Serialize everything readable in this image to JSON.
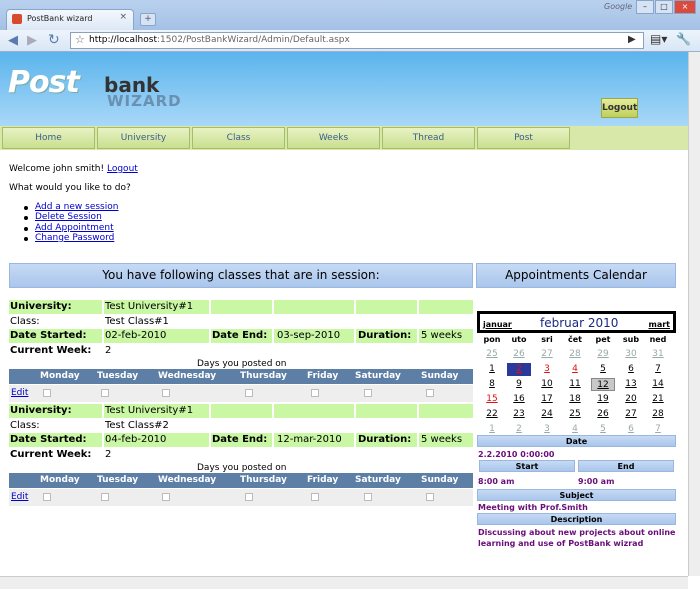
{
  "browser": {
    "tab_title": "PostBank wizard",
    "new_tab": "+",
    "brand": "Google",
    "url_host": "http://localhost",
    "url_rest": ":1502/PostBankWizard/Admin/Default.aspx"
  },
  "header": {
    "logo_post": "Post",
    "logo_bank": "bank",
    "logo_wizard": "WIZARD",
    "logout_button": "Logout"
  },
  "menu": [
    "Home",
    "University",
    "Class",
    "Weeks",
    "Thread",
    "Post"
  ],
  "welcome": {
    "text": "Welcome john smith!",
    "logout_link": "Logout"
  },
  "question": "What would you like to do?",
  "actions": [
    "Add a new session",
    "Delete Session",
    "Add Appointment",
    "Change Password"
  ],
  "classes_heading": "You have following classes that are in session:",
  "calendar_heading": "Appointments Calendar",
  "labels": {
    "university": "University:",
    "class": "Class:",
    "date_started": "Date Started:",
    "date_end": "Date End:",
    "duration": "Duration:",
    "current_week": "Current Week:",
    "posted_on": "Days you posted on",
    "edit": "Edit"
  },
  "days": [
    "Monday",
    "Tuesday",
    "Wednesday",
    "Thursday",
    "Friday",
    "Saturday",
    "Sunday"
  ],
  "sessions": [
    {
      "university": "Test University#1",
      "class": "Test Class#1",
      "date_started": "02-feb-2010",
      "date_end": "03-sep-2010",
      "duration": "5 weeks",
      "current_week": "2"
    },
    {
      "university": "Test University#1",
      "class": "Test Class#2",
      "date_started": "04-feb-2010",
      "date_end": "12-mar-2010",
      "duration": "5 weeks",
      "current_week": "2"
    }
  ],
  "calendar": {
    "prev": "januar",
    "month": "februar 2010",
    "next": "mart",
    "dow": [
      "pon",
      "uto",
      "sri",
      "čet",
      "pet",
      "sub",
      "ned"
    ],
    "weeks": [
      [
        "25",
        "26",
        "27",
        "28",
        "29",
        "30",
        "31"
      ],
      [
        "1",
        "2",
        "3",
        "4",
        "5",
        "6",
        "7"
      ],
      [
        "8",
        "9",
        "10",
        "11",
        "12",
        "13",
        "14"
      ],
      [
        "15",
        "16",
        "17",
        "18",
        "19",
        "20",
        "21"
      ],
      [
        "22",
        "23",
        "24",
        "25",
        "26",
        "27",
        "28"
      ],
      [
        "1",
        "2",
        "3",
        "4",
        "5",
        "6",
        "7"
      ]
    ],
    "selected": "2",
    "today": "12",
    "red_days": [
      "3",
      "4",
      "15"
    ],
    "colors": {
      "selected_bg": "#2a3a9a",
      "today_bg": "#c8c8c8",
      "red": "#e01010",
      "other_month": "#9aa"
    }
  },
  "appointment": {
    "date_label": "Date",
    "date_value": "2.2.2010 0:00:00",
    "start_label": "Start",
    "end_label": "End",
    "start_value": "8:00 am",
    "end_value": "9:00 am",
    "subject_label": "Subject",
    "subject_value": "Meeting with Prof.Smith",
    "description_label": "Description",
    "description_value": "Discussing about new projects about online learning and use of PostBank wizrad"
  }
}
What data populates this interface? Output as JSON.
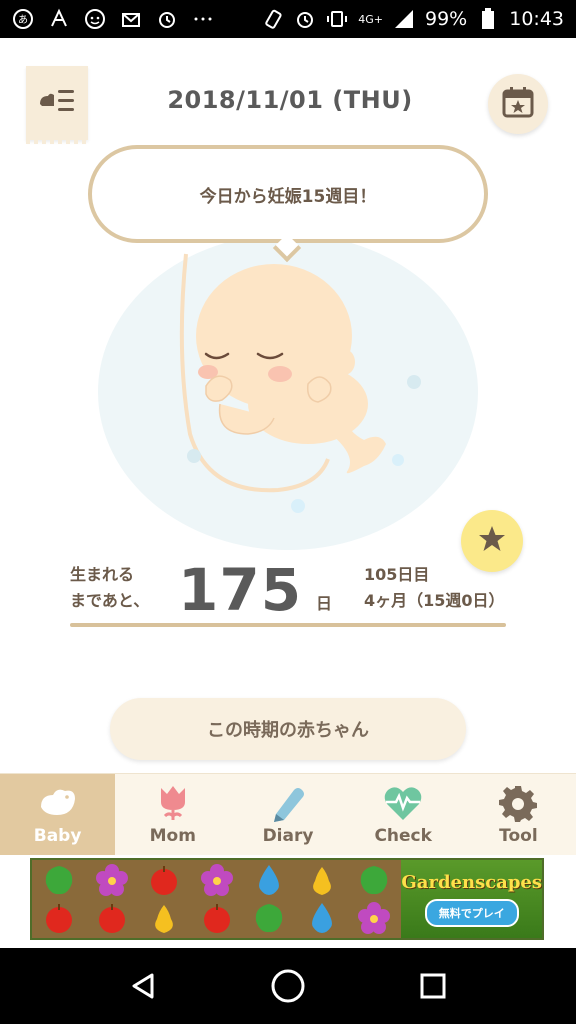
{
  "status_bar": {
    "battery": "99%",
    "time": "10:43",
    "network": "4G+",
    "icons_left": [
      "carrier-icon",
      "app-icon",
      "face-icon",
      "mail-icon",
      "alarm-icon",
      "more-icon"
    ],
    "icons_right": [
      "rotate-icon",
      "alarm-icon",
      "vibrate-icon",
      "signal-icon",
      "battery-icon"
    ]
  },
  "header": {
    "date": "2018/11/01 (THU)"
  },
  "bubble": {
    "text": "今日から妊娠15週目！"
  },
  "countdown": {
    "label_line1": "生まれる",
    "label_line2": "まであと、",
    "days_left": "175",
    "unit": "日",
    "elapsed_days": "105日目",
    "month_week": "4ヶ月（15週0日）"
  },
  "period_button": {
    "label": "この時期の赤ちゃん"
  },
  "nav": {
    "tabs": [
      {
        "label": "Baby",
        "icon": "bird-icon",
        "active": true
      },
      {
        "label": "Mom",
        "icon": "tulip-icon",
        "active": false
      },
      {
        "label": "Diary",
        "icon": "pencil-icon",
        "active": false
      },
      {
        "label": "Check",
        "icon": "heart-pulse-icon",
        "active": false
      },
      {
        "label": "Tool",
        "icon": "gear-icon",
        "active": false
      }
    ]
  },
  "ad": {
    "logo": "Gardenscapes",
    "play_label": "無料でプレイ"
  },
  "colors": {
    "accent": "#e2c9a0",
    "bubble_border": "#dcc7a2",
    "star_bg": "#fbe98a",
    "baby_circle": "#eef6f8"
  }
}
--------------------------------------------------
Aim -
Each entry shown above must be quoted exactly, with its pictures left out.

Output for this exercise -
Serialize everything readable in this image to JSON.
{
  "browser": {
    "tab_title": "PostBank wizard",
    "new_tab": "+",
    "brand": "Google",
    "url_host": "http://localhost",
    "url_rest": ":1502/PostBankWizard/Admin/Default.aspx"
  },
  "header": {
    "logo_post": "Post",
    "logo_bank": "bank",
    "logo_wizard": "WIZARD",
    "logout_button": "Logout"
  },
  "menu": [
    "Home",
    "University",
    "Class",
    "Weeks",
    "Thread",
    "Post"
  ],
  "welcome": {
    "text": "Welcome john smith!",
    "logout_link": "Logout"
  },
  "question": "What would you like to do?",
  "actions": [
    "Add a new session",
    "Delete Session",
    "Add Appointment",
    "Change Password"
  ],
  "classes_heading": "You have following classes that are in session:",
  "calendar_heading": "Appointments Calendar",
  "labels": {
    "university": "University:",
    "class": "Class:",
    "date_started": "Date Started:",
    "date_end": "Date End:",
    "duration": "Duration:",
    "current_week": "Current Week:",
    "posted_on": "Days you posted on",
    "edit": "Edit"
  },
  "days": [
    "Monday",
    "Tuesday",
    "Wednesday",
    "Thursday",
    "Friday",
    "Saturday",
    "Sunday"
  ],
  "sessions": [
    {
      "university": "Test University#1",
      "class": "Test Class#1",
      "date_started": "02-feb-2010",
      "date_end": "03-sep-2010",
      "duration": "5 weeks",
      "current_week": "2"
    },
    {
      "university": "Test University#1",
      "class": "Test Class#2",
      "date_started": "04-feb-2010",
      "date_end": "12-mar-2010",
      "duration": "5 weeks",
      "current_week": "2"
    }
  ],
  "calendar": {
    "prev": "januar",
    "month": "februar 2010",
    "next": "mart",
    "dow": [
      "pon",
      "uto",
      "sri",
      "čet",
      "pet",
      "sub",
      "ned"
    ],
    "weeks": [
      [
        "25",
        "26",
        "27",
        "28",
        "29",
        "30",
        "31"
      ],
      [
        "1",
        "2",
        "3",
        "4",
        "5",
        "6",
        "7"
      ],
      [
        "8",
        "9",
        "10",
        "11",
        "12",
        "13",
        "14"
      ],
      [
        "15",
        "16",
        "17",
        "18",
        "19",
        "20",
        "21"
      ],
      [
        "22",
        "23",
        "24",
        "25",
        "26",
        "27",
        "28"
      ],
      [
        "1",
        "2",
        "3",
        "4",
        "5",
        "6",
        "7"
      ]
    ],
    "selected": "2",
    "today": "12",
    "red_days": [
      "3",
      "4",
      "15"
    ],
    "colors": {
      "selected_bg": "#2a3a9a",
      "today_bg": "#c8c8c8",
      "red": "#e01010",
      "other_month": "#9aa"
    }
  },
  "appointment": {
    "date_label": "Date",
    "date_value": "2.2.2010 0:00:00",
    "start_label": "Start",
    "end_label": "End",
    "start_value": "8:00 am",
    "end_value": "9:00 am",
    "subject_label": "Subject",
    "subject_value": "Meeting with Prof.Smith",
    "description_label": "Description",
    "description_value": "Discussing about new projects about online learning and use of PostBank wizrad"
  }
}
What data populates this interface? Output as JSON.
{
  "status_bar": {
    "battery": "99%",
    "time": "10:43",
    "network": "4G+",
    "icons_left": [
      "carrier-icon",
      "app-icon",
      "face-icon",
      "mail-icon",
      "alarm-icon",
      "more-icon"
    ],
    "icons_right": [
      "rotate-icon",
      "alarm-icon",
      "vibrate-icon",
      "signal-icon",
      "battery-icon"
    ]
  },
  "header": {
    "date": "2018/11/01 (THU)"
  },
  "bubble": {
    "text": "今日から妊娠15週目！"
  },
  "countdown": {
    "label_line1": "生まれる",
    "label_line2": "まであと、",
    "days_left": "175",
    "unit": "日",
    "elapsed_days": "105日目",
    "month_week": "4ヶ月（15週0日）"
  },
  "period_button": {
    "label": "この時期の赤ちゃん"
  },
  "nav": {
    "tabs": [
      {
        "label": "Baby",
        "icon": "bird-icon",
        "active": true
      },
      {
        "label": "Mom",
        "icon": "tulip-icon",
        "active": false
      },
      {
        "label": "Diary",
        "icon": "pencil-icon",
        "active": false
      },
      {
        "label": "Check",
        "icon": "heart-pulse-icon",
        "active": false
      },
      {
        "label": "Tool",
        "icon": "gear-icon",
        "active": false
      }
    ]
  },
  "ad": {
    "logo": "Gardenscapes",
    "play_label": "無料でプレイ"
  },
  "colors": {
    "accent": "#e2c9a0",
    "bubble_border": "#dcc7a2",
    "star_bg": "#fbe98a",
    "baby_circle": "#eef6f8"
  }
}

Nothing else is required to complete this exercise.